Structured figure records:
● ● ● ●

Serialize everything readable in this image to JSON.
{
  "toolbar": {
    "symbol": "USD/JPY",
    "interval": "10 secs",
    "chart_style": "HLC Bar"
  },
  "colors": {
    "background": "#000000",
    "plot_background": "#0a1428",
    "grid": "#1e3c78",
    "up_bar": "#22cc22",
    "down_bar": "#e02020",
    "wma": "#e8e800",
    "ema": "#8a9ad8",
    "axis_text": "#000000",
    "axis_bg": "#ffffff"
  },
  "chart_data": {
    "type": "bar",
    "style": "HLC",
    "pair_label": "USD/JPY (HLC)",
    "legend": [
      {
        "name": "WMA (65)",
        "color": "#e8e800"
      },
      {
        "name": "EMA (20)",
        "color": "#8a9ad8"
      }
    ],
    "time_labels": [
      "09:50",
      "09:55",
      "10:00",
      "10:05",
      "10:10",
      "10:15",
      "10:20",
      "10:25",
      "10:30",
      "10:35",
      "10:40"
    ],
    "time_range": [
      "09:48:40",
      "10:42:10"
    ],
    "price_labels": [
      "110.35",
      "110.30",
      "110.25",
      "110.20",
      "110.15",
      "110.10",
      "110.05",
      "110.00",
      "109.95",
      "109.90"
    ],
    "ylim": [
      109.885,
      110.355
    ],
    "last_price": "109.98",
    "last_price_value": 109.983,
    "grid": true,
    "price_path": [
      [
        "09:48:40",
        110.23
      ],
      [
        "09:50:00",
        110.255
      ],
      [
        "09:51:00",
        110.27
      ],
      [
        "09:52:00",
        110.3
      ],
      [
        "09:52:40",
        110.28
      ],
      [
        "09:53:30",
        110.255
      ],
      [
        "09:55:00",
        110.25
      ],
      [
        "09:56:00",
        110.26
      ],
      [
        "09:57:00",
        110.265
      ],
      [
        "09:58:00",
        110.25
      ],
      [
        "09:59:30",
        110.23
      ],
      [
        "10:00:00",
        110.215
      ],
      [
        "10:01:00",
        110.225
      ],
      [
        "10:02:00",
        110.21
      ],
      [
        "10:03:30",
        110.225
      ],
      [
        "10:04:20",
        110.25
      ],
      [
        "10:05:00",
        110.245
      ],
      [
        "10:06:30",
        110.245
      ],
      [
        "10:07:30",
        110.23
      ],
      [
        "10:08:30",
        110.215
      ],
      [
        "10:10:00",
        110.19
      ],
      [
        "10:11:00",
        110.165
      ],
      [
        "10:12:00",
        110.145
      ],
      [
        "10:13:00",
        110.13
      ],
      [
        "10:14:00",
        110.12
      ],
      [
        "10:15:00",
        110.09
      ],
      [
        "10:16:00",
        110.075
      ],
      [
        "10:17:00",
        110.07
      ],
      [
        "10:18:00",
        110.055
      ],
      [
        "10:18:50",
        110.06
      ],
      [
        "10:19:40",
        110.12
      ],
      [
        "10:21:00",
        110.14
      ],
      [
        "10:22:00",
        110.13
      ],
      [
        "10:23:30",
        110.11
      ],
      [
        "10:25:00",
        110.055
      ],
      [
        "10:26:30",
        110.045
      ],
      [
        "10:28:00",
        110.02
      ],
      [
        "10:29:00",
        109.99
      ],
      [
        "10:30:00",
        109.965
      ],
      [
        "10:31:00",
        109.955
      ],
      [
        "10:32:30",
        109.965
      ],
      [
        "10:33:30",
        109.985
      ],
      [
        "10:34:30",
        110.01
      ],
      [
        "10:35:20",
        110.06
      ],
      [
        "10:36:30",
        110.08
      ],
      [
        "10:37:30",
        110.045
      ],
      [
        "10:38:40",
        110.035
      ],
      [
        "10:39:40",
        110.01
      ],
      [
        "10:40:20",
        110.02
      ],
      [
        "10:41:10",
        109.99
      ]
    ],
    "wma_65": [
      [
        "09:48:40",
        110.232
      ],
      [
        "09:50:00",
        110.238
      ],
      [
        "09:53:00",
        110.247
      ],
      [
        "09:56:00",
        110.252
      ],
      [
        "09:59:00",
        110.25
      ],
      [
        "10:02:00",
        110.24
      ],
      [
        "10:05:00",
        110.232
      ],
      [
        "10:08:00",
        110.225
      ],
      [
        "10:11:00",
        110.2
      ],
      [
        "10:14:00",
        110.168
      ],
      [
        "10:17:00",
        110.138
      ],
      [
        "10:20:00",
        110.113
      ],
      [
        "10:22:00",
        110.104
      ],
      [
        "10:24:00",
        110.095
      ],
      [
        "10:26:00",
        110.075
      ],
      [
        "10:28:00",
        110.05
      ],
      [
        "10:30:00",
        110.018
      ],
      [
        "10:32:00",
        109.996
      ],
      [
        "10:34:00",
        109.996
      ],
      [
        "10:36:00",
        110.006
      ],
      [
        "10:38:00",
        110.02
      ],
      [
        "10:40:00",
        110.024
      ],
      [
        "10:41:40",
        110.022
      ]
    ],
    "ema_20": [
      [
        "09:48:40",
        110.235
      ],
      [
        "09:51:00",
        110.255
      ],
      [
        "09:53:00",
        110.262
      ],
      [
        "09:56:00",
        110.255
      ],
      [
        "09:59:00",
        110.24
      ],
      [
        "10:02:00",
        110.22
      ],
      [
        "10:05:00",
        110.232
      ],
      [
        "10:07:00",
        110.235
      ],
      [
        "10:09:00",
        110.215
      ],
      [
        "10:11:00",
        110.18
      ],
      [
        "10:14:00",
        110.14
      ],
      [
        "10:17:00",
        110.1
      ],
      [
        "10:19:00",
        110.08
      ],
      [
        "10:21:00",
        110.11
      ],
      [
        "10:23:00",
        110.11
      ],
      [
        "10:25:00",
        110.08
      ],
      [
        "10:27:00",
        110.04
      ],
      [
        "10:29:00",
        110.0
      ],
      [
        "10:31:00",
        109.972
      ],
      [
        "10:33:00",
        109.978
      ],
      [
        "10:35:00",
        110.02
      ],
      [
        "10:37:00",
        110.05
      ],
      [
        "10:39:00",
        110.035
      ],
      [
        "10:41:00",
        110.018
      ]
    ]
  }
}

● ● ● ●

What you have to do:
Take the entries above and transcribe them in full.

Worked solution:
Serialize everything readable in this image to JSON.
{
  "toolbar": {
    "symbol": "USD/JPY",
    "interval": "10 secs",
    "chart_style": "HLC Bar"
  },
  "colors": {
    "background": "#000000",
    "plot_background": "#0a1428",
    "grid": "#1e3c78",
    "up_bar": "#22cc22",
    "down_bar": "#e02020",
    "wma": "#e8e800",
    "ema": "#8a9ad8",
    "axis_text": "#000000",
    "axis_bg": "#ffffff"
  },
  "chart_data": {
    "type": "bar",
    "style": "HLC",
    "pair_label": "USD/JPY (HLC)",
    "legend": [
      {
        "name": "WMA (65)",
        "color": "#e8e800"
      },
      {
        "name": "EMA (20)",
        "color": "#8a9ad8"
      }
    ],
    "time_labels": [
      "09:50",
      "09:55",
      "10:00",
      "10:05",
      "10:10",
      "10:15",
      "10:20",
      "10:25",
      "10:30",
      "10:35",
      "10:40"
    ],
    "time_range": [
      "09:48:40",
      "10:42:10"
    ],
    "price_labels": [
      "110.35",
      "110.30",
      "110.25",
      "110.20",
      "110.15",
      "110.10",
      "110.05",
      "110.00",
      "109.95",
      "109.90"
    ],
    "ylim": [
      109.885,
      110.355
    ],
    "last_price": "109.98",
    "last_price_value": 109.983,
    "grid": true,
    "price_path": [
      [
        "09:48:40",
        110.23
      ],
      [
        "09:50:00",
        110.255
      ],
      [
        "09:51:00",
        110.27
      ],
      [
        "09:52:00",
        110.3
      ],
      [
        "09:52:40",
        110.28
      ],
      [
        "09:53:30",
        110.255
      ],
      [
        "09:55:00",
        110.25
      ],
      [
        "09:56:00",
        110.26
      ],
      [
        "09:57:00",
        110.265
      ],
      [
        "09:58:00",
        110.25
      ],
      [
        "09:59:30",
        110.23
      ],
      [
        "10:00:00",
        110.215
      ],
      [
        "10:01:00",
        110.225
      ],
      [
        "10:02:00",
        110.21
      ],
      [
        "10:03:30",
        110.225
      ],
      [
        "10:04:20",
        110.25
      ],
      [
        "10:05:00",
        110.245
      ],
      [
        "10:06:30",
        110.245
      ],
      [
        "10:07:30",
        110.23
      ],
      [
        "10:08:30",
        110.215
      ],
      [
        "10:10:00",
        110.19
      ],
      [
        "10:11:00",
        110.165
      ],
      [
        "10:12:00",
        110.145
      ],
      [
        "10:13:00",
        110.13
      ],
      [
        "10:14:00",
        110.12
      ],
      [
        "10:15:00",
        110.09
      ],
      [
        "10:16:00",
        110.075
      ],
      [
        "10:17:00",
        110.07
      ],
      [
        "10:18:00",
        110.055
      ],
      [
        "10:18:50",
        110.06
      ],
      [
        "10:19:40",
        110.12
      ],
      [
        "10:21:00",
        110.14
      ],
      [
        "10:22:00",
        110.13
      ],
      [
        "10:23:30",
        110.11
      ],
      [
        "10:25:00",
        110.055
      ],
      [
        "10:26:30",
        110.045
      ],
      [
        "10:28:00",
        110.02
      ],
      [
        "10:29:00",
        109.99
      ],
      [
        "10:30:00",
        109.965
      ],
      [
        "10:31:00",
        109.955
      ],
      [
        "10:32:30",
        109.965
      ],
      [
        "10:33:30",
        109.985
      ],
      [
        "10:34:30",
        110.01
      ],
      [
        "10:35:20",
        110.06
      ],
      [
        "10:36:30",
        110.08
      ],
      [
        "10:37:30",
        110.045
      ],
      [
        "10:38:40",
        110.035
      ],
      [
        "10:39:40",
        110.01
      ],
      [
        "10:40:20",
        110.02
      ],
      [
        "10:41:10",
        109.99
      ]
    ],
    "wma_65": [
      [
        "09:48:40",
        110.232
      ],
      [
        "09:50:00",
        110.238
      ],
      [
        "09:53:00",
        110.247
      ],
      [
        "09:56:00",
        110.252
      ],
      [
        "09:59:00",
        110.25
      ],
      [
        "10:02:00",
        110.24
      ],
      [
        "10:05:00",
        110.232
      ],
      [
        "10:08:00",
        110.225
      ],
      [
        "10:11:00",
        110.2
      ],
      [
        "10:14:00",
        110.168
      ],
      [
        "10:17:00",
        110.138
      ],
      [
        "10:20:00",
        110.113
      ],
      [
        "10:22:00",
        110.104
      ],
      [
        "10:24:00",
        110.095
      ],
      [
        "10:26:00",
        110.075
      ],
      [
        "10:28:00",
        110.05
      ],
      [
        "10:30:00",
        110.018
      ],
      [
        "10:32:00",
        109.996
      ],
      [
        "10:34:00",
        109.996
      ],
      [
        "10:36:00",
        110.006
      ],
      [
        "10:38:00",
        110.02
      ],
      [
        "10:40:00",
        110.024
      ],
      [
        "10:41:40",
        110.022
      ]
    ],
    "ema_20": [
      [
        "09:48:40",
        110.235
      ],
      [
        "09:51:00",
        110.255
      ],
      [
        "09:53:00",
        110.262
      ],
      [
        "09:56:00",
        110.255
      ],
      [
        "09:59:00",
        110.24
      ],
      [
        "10:02:00",
        110.22
      ],
      [
        "10:05:00",
        110.232
      ],
      [
        "10:07:00",
        110.235
      ],
      [
        "10:09:00",
        110.215
      ],
      [
        "10:11:00",
        110.18
      ],
      [
        "10:14:00",
        110.14
      ],
      [
        "10:17:00",
        110.1
      ],
      [
        "10:19:00",
        110.08
      ],
      [
        "10:21:00",
        110.11
      ],
      [
        "10:23:00",
        110.11
      ],
      [
        "10:25:00",
        110.08
      ],
      [
        "10:27:00",
        110.04
      ],
      [
        "10:29:00",
        110.0
      ],
      [
        "10:31:00",
        109.972
      ],
      [
        "10:33:00",
        109.978
      ],
      [
        "10:35:00",
        110.02
      ],
      [
        "10:37:00",
        110.05
      ],
      [
        "10:39:00",
        110.035
      ],
      [
        "10:41:00",
        110.018
      ]
    ]
  }
}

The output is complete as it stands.